*EXERCISE REQUIREMENTS*
Your task is to repeat the entries underneath exactly, minus the pictures.

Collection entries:
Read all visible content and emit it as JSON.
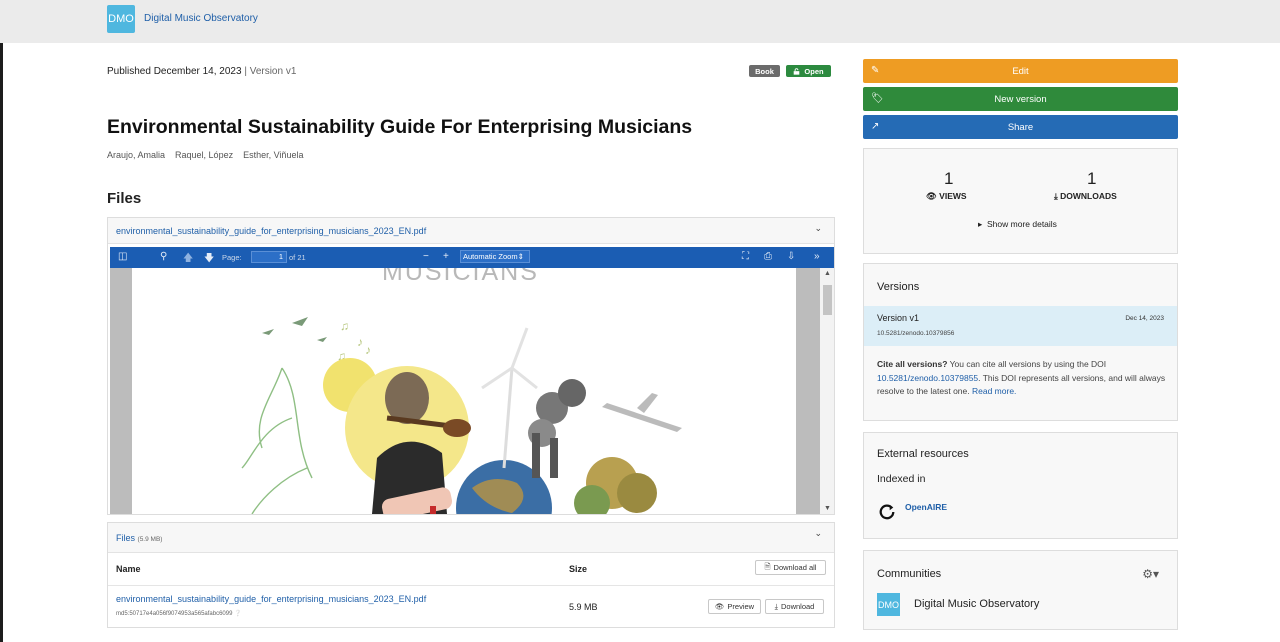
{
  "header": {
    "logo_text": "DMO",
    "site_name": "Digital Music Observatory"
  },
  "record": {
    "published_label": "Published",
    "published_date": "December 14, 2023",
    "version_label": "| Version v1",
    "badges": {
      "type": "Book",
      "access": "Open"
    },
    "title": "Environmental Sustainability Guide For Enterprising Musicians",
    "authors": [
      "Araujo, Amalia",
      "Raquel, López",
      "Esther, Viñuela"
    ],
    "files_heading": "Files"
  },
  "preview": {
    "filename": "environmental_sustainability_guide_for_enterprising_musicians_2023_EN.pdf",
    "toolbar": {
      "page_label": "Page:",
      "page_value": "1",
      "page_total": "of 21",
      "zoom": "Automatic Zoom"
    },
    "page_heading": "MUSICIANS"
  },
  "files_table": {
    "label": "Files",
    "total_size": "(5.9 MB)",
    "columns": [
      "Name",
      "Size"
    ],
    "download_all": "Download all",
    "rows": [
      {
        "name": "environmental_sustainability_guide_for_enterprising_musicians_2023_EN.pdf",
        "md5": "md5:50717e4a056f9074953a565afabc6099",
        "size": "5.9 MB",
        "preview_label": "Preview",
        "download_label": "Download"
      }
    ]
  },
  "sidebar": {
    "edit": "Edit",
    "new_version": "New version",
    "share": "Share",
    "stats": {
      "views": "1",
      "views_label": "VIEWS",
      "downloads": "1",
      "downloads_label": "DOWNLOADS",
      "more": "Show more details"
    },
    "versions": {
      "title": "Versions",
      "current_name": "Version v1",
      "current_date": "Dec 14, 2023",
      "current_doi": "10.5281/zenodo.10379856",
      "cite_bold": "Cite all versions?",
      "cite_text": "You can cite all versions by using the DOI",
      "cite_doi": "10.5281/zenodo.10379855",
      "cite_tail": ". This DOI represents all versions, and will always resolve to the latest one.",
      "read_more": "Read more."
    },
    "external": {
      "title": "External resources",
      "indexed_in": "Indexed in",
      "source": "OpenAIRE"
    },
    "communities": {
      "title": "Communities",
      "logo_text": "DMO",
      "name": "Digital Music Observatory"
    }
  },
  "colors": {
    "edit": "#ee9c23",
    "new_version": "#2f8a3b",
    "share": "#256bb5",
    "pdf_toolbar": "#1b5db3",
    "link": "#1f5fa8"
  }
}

*RESPONSE TO THE TASK*
Read all visible content and emit it as JSON.
{
  "header": {
    "logo_text": "DMO",
    "site_name": "Digital Music Observatory"
  },
  "record": {
    "published_label": "Published",
    "published_date": "December 14, 2023",
    "version_label": "| Version v1",
    "badges": {
      "type": "Book",
      "access": "Open"
    },
    "title": "Environmental Sustainability Guide For Enterprising Musicians",
    "authors": [
      "Araujo, Amalia",
      "Raquel, López",
      "Esther, Viñuela"
    ],
    "files_heading": "Files"
  },
  "preview": {
    "filename": "environmental_sustainability_guide_for_enterprising_musicians_2023_EN.pdf",
    "toolbar": {
      "page_label": "Page:",
      "page_value": "1",
      "page_total": "of 21",
      "zoom": "Automatic Zoom"
    },
    "page_heading": "MUSICIANS"
  },
  "files_table": {
    "label": "Files",
    "total_size": "(5.9 MB)",
    "columns": [
      "Name",
      "Size"
    ],
    "download_all": "Download all",
    "rows": [
      {
        "name": "environmental_sustainability_guide_for_enterprising_musicians_2023_EN.pdf",
        "md5": "md5:50717e4a056f9074953a565afabc6099",
        "size": "5.9 MB",
        "preview_label": "Preview",
        "download_label": "Download"
      }
    ]
  },
  "sidebar": {
    "edit": "Edit",
    "new_version": "New version",
    "share": "Share",
    "stats": {
      "views": "1",
      "views_label": "VIEWS",
      "downloads": "1",
      "downloads_label": "DOWNLOADS",
      "more": "Show more details"
    },
    "versions": {
      "title": "Versions",
      "current_name": "Version v1",
      "current_date": "Dec 14, 2023",
      "current_doi": "10.5281/zenodo.10379856",
      "cite_bold": "Cite all versions?",
      "cite_text": "You can cite all versions by using the DOI",
      "cite_doi": "10.5281/zenodo.10379855",
      "cite_tail": ". This DOI represents all versions, and will always resolve to the latest one.",
      "read_more": "Read more."
    },
    "external": {
      "title": "External resources",
      "indexed_in": "Indexed in",
      "source": "OpenAIRE"
    },
    "communities": {
      "title": "Communities",
      "logo_text": "DMO",
      "name": "Digital Music Observatory"
    }
  },
  "colors": {
    "edit": "#ee9c23",
    "new_version": "#2f8a3b",
    "share": "#256bb5",
    "pdf_toolbar": "#1b5db3",
    "link": "#1f5fa8"
  }
}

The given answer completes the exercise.